**TRY IT:** The listing has to be given again in full and exactly.

**EXCERPTED DATA:**
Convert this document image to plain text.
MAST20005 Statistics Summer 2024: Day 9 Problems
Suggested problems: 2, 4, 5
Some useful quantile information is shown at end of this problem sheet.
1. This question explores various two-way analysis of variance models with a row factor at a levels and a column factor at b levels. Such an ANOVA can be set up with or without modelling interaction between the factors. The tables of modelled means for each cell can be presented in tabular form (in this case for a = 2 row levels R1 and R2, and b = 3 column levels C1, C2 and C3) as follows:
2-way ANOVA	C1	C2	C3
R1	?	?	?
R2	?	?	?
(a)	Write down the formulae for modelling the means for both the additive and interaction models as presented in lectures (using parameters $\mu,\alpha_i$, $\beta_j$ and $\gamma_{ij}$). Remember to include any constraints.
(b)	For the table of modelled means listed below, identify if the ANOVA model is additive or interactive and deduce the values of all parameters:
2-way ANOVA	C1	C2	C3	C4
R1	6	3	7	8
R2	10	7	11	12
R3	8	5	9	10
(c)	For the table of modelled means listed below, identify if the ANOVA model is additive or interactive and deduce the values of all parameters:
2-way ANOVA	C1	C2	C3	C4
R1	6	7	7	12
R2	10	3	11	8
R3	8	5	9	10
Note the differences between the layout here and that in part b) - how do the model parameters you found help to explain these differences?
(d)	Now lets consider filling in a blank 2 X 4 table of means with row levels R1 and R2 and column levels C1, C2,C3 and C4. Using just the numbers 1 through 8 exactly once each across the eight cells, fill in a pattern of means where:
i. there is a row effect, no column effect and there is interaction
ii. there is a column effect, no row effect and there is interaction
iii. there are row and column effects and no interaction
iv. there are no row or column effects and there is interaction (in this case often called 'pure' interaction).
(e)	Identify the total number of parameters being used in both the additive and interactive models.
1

**SOLUTION FOR THIS PROBLEM:**
Convert this document image to plain text.
MAST20005 Statistics Summer 2024: Day 9 Problems
Suggested problems: 2, 4, 5
Some useful quantile information is shown at end of this problem sheet.
1. This question explores various two-way analysis of variance models with a row factor at a levels and a column factor at b levels. Such an ANOVA can be set up with or without modelling interaction between the factors. The tables of modelled means for each cell can be presented in tabular form (in this case for a = 2 row levels R1 and R2, and b = 3 column levels C1, C2 and C3) as follows:
2-way ANOVA	C1	C2	C3
R1	?	?	?
R2	?	?	?
(a)	Write down the formulae for modelling the means for both the additive and interaction models as presented in lectures (using parameters $\mu,\alpha_i$, $\beta_j$ and $\gamma_{ij}$). Remember to include any constraints.
(b)	For the table of modelled means listed below, identify if the ANOVA model is additive or interactive and deduce the values of all parameters:
2-way ANOVA	C1	C2	C3	C4
R1	6	3	7	8
R2	10	7	11	12
R3	8	5	9	10
(c)	For the table of modelled means listed below, identify if the ANOVA model is additive or interactive and deduce the values of all parameters:
2-way ANOVA	C1	C2	C3	C4
R1	6	7	7	12
R2	10	3	11	8
R3	8	5	9	10
Note the differences between the layout here and that in part b) - how do the model parameters you found help to explain these differences?
(d)	Now lets consider filling in a blank 2 X 4 table of means with row levels R1 and R2 and column levels C1, C2,C3 and C4. Using just the numbers 1 through 8 exactly once each across the eight cells, fill in a pattern of means where:
i. there is a row effect, no column effect and there is interaction
ii. there is a column effect, no row effect and there is interaction
iii. there are row and column effects and no interaction
iv. there are no row or column effects and there is interaction (in this case often called 'pure' interaction).
(e)	Identify the total number of parameters being used in both the additive and interactive models.
1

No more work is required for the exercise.